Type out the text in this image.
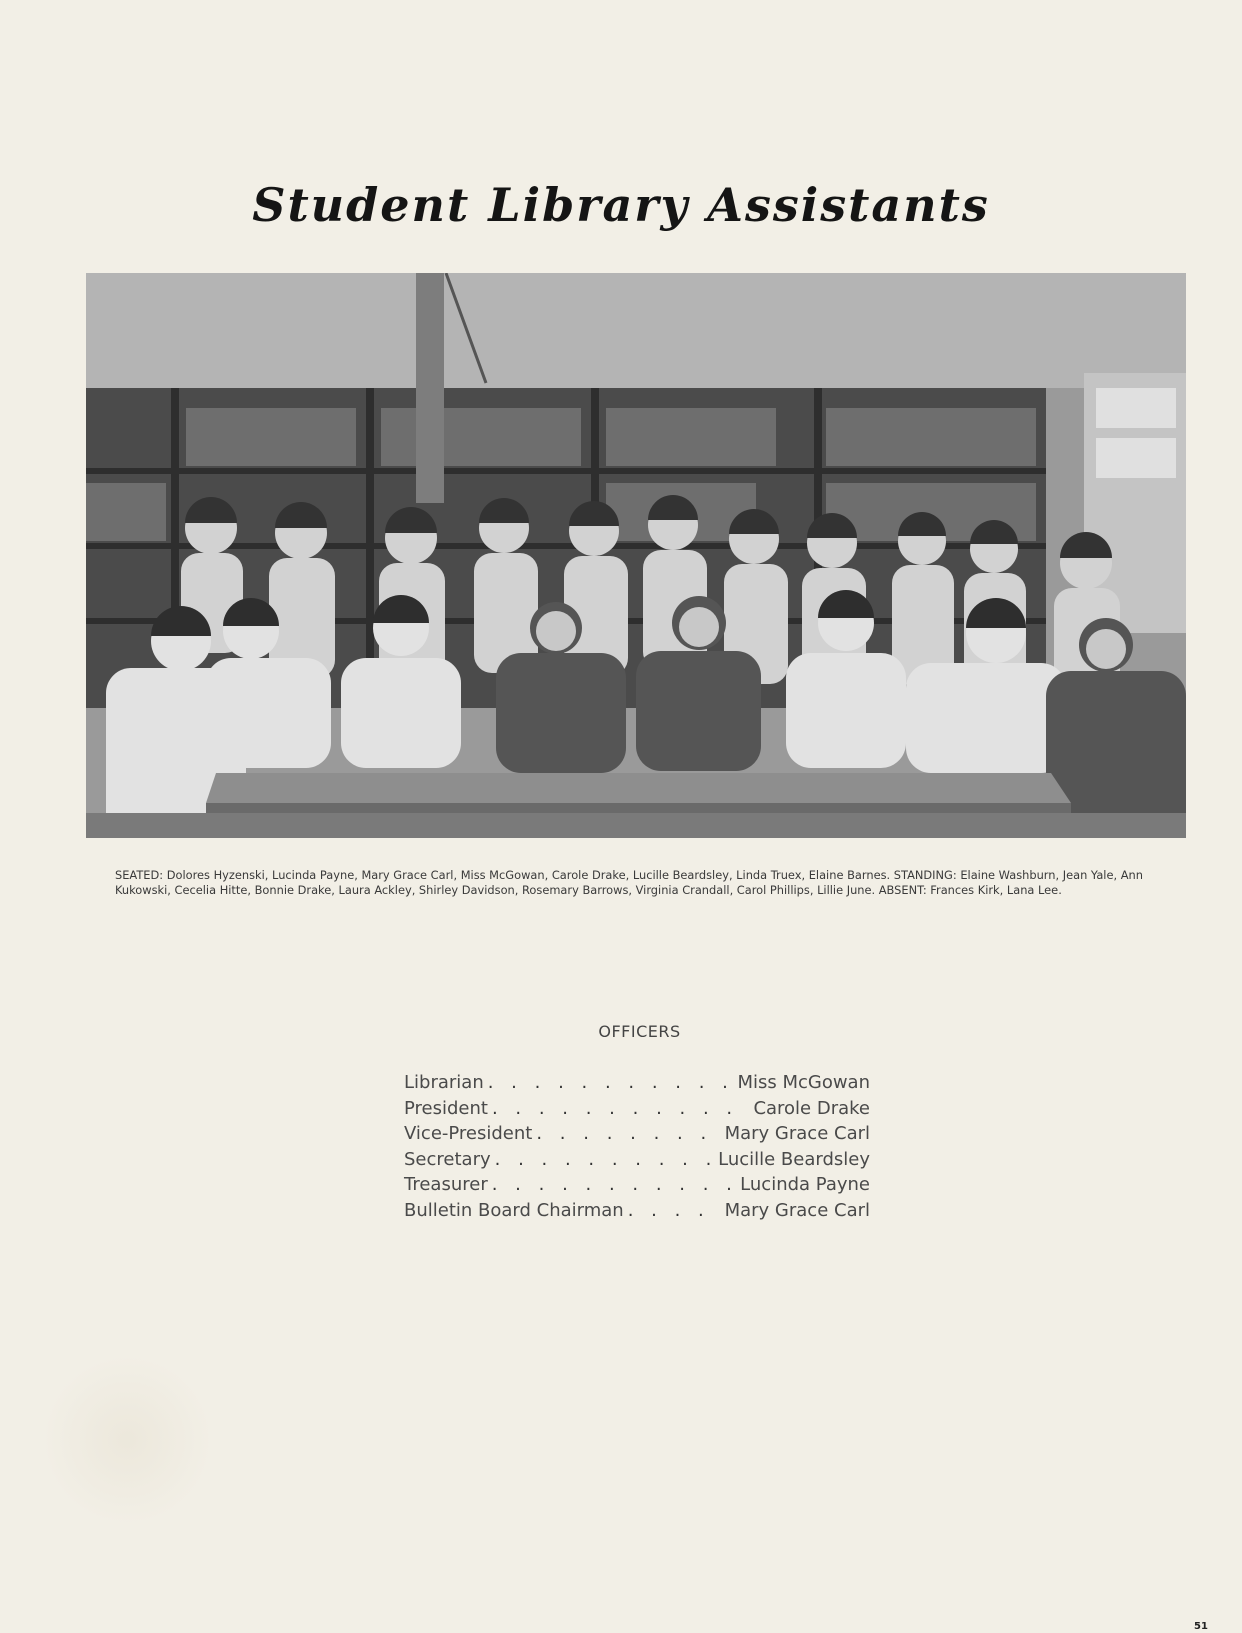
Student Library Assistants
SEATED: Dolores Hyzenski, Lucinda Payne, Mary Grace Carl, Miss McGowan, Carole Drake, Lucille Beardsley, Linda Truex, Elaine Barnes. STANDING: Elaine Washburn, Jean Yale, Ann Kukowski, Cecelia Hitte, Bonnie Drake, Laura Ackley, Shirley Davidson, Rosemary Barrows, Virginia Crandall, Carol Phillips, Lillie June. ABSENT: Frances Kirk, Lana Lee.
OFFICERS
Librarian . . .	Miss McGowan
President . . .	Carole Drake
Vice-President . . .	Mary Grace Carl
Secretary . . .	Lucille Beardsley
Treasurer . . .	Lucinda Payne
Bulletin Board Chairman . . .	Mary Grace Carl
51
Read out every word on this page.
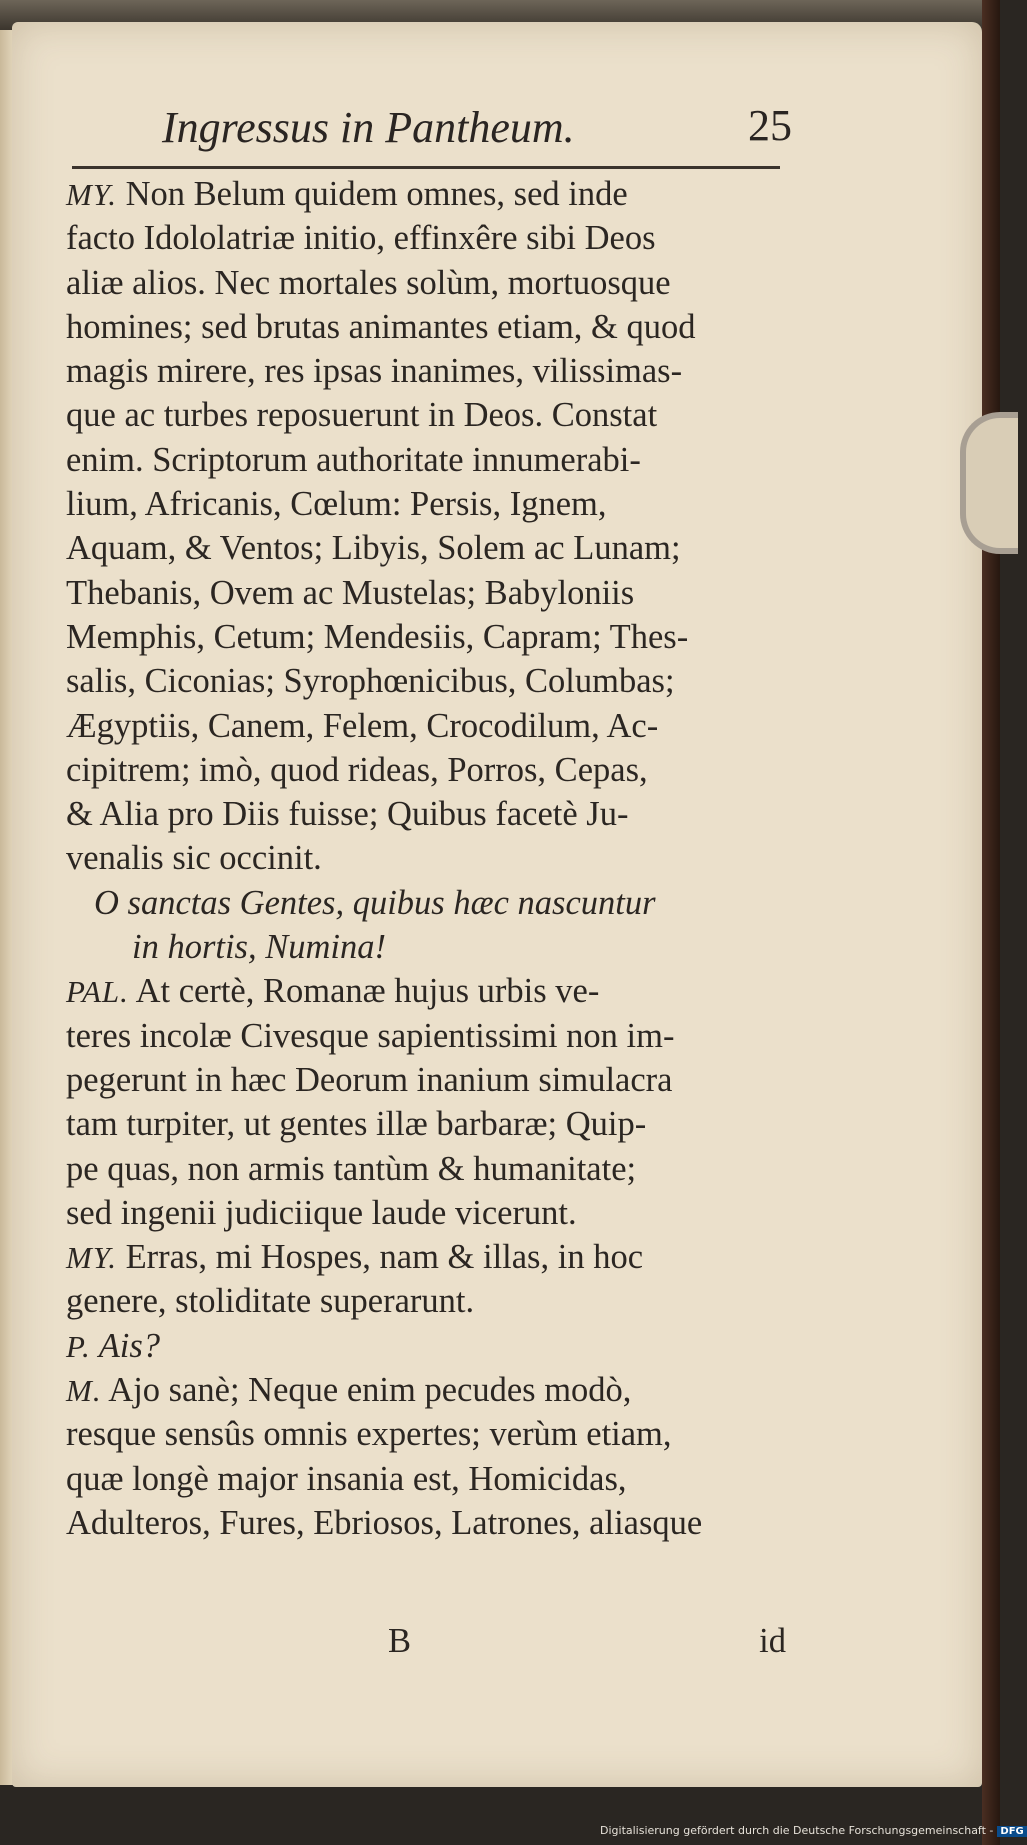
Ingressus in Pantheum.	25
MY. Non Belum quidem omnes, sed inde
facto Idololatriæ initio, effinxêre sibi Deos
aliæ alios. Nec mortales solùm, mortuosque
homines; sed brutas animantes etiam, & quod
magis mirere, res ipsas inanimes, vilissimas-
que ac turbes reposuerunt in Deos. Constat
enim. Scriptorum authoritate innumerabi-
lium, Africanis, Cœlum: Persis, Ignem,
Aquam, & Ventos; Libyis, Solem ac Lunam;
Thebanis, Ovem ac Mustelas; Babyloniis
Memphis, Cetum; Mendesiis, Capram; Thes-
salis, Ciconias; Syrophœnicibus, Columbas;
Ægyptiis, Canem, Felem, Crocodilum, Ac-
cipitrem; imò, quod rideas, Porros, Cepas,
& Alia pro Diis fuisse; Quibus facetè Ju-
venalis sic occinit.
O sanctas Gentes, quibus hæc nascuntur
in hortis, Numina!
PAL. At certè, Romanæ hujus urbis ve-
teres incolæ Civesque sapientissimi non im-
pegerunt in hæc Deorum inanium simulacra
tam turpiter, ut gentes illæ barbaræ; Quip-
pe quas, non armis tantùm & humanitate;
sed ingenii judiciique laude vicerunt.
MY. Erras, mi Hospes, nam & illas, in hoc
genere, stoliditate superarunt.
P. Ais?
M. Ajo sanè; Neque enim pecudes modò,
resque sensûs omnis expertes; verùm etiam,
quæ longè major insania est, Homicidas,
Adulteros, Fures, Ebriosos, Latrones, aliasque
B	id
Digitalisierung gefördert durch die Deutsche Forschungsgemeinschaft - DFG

··········

Your instructions — List each line of the entries that holds the string "President".

Response to the exercise —
President . . .	Carole Drake
Vice-President . . .	Mary Grace Carl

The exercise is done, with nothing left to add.